**LISTED RECORDS**
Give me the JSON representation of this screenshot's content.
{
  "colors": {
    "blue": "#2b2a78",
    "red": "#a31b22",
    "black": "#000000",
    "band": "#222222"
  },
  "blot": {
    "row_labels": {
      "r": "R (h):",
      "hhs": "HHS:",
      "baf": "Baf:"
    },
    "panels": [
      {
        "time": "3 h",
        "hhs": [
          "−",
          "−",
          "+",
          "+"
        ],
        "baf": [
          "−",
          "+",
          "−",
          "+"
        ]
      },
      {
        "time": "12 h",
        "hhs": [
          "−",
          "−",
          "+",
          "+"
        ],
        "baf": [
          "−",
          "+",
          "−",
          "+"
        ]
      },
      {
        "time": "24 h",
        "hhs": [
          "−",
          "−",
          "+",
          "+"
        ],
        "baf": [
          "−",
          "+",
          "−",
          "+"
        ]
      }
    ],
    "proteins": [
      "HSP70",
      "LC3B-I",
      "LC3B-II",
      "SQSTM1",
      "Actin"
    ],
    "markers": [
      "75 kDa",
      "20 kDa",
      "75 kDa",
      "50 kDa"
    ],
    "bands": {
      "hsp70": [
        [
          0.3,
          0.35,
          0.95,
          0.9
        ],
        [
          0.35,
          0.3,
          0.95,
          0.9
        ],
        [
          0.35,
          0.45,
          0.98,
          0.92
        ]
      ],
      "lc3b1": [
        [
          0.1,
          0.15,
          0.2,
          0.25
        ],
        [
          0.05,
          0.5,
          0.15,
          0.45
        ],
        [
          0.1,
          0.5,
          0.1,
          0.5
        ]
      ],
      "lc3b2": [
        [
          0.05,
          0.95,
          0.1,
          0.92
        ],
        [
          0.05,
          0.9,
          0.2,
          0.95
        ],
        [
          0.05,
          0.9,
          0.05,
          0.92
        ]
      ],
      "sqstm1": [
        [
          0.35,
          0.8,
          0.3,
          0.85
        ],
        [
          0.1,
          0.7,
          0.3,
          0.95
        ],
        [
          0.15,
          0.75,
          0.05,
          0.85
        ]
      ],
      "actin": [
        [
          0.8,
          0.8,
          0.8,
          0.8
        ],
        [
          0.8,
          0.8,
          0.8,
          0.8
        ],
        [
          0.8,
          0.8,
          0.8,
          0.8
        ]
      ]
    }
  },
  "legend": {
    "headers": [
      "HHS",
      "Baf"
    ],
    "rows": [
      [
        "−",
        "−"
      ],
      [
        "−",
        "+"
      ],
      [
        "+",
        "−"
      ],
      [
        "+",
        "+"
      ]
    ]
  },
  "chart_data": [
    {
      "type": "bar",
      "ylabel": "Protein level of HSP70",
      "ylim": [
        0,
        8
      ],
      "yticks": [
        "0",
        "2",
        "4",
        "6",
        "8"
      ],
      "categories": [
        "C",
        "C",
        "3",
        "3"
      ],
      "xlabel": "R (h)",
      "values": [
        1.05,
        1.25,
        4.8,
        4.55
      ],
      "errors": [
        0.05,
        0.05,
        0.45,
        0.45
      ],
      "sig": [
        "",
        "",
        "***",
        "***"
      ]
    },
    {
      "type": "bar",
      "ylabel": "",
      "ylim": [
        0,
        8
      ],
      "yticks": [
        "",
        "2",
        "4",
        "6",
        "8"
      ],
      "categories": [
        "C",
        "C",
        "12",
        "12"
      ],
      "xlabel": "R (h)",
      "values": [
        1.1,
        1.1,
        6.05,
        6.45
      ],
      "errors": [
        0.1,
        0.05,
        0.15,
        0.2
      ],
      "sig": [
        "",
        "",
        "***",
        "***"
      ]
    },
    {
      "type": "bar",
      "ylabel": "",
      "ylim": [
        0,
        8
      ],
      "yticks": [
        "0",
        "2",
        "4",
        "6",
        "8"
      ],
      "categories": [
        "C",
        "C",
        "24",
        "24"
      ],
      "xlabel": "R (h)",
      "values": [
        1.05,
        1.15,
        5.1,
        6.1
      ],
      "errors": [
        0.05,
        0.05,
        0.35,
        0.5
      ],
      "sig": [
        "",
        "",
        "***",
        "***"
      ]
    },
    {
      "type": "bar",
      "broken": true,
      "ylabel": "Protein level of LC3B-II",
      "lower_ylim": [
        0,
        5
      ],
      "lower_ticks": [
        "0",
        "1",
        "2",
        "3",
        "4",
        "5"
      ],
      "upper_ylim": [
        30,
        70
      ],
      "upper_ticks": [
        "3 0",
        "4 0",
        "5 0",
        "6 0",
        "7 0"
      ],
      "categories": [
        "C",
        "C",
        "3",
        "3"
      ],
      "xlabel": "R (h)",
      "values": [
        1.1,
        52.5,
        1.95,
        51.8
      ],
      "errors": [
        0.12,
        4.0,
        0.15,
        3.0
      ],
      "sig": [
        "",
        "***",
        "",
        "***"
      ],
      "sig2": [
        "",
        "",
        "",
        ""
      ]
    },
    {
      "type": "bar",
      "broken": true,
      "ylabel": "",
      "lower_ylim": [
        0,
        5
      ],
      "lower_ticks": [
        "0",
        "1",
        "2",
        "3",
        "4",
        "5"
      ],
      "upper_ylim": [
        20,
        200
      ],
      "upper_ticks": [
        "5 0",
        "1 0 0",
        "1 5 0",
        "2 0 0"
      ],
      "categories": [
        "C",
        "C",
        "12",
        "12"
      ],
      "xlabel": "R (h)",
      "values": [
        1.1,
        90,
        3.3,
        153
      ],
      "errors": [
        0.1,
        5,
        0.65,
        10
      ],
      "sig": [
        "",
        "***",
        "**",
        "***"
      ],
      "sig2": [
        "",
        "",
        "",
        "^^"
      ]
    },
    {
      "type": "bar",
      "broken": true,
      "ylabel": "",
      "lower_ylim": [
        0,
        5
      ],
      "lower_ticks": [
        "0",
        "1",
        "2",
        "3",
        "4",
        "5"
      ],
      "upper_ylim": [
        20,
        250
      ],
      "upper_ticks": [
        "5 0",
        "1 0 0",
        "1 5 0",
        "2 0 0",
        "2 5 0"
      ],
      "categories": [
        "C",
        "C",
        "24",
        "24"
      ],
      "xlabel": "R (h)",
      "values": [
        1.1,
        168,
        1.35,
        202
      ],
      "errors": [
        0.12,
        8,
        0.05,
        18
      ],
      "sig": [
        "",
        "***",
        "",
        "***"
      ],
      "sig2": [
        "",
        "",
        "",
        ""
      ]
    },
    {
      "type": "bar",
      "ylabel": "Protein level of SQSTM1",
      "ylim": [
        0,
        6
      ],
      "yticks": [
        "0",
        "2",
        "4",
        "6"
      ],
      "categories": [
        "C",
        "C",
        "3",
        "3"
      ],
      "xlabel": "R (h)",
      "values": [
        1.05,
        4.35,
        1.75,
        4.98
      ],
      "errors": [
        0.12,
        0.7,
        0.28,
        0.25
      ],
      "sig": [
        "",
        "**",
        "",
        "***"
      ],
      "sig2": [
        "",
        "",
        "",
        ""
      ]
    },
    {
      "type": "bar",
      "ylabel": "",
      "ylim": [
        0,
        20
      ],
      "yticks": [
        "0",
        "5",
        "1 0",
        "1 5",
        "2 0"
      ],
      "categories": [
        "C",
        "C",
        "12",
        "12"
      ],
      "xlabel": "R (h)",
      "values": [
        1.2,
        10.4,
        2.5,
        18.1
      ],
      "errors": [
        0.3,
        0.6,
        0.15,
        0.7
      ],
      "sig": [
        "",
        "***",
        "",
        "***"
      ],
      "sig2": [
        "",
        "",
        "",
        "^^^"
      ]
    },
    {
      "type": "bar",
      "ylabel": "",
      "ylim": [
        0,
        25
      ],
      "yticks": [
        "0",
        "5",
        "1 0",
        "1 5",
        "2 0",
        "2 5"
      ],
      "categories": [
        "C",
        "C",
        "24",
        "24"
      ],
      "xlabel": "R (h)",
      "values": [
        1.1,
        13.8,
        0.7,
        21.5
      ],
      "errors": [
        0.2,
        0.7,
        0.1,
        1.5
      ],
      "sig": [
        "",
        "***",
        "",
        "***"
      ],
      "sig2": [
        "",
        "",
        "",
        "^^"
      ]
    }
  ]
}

**HOW TO COMPLETE THIS TASK**
Copy out every line of the entries where the string "level" shows up.

**REPLY TO THE EXERCISE**
      "ylabel": "Protein level of HSP70",
      "ylabel": "Protein level of LC3B-II",
      "ylabel": "Protein level of SQSTM1",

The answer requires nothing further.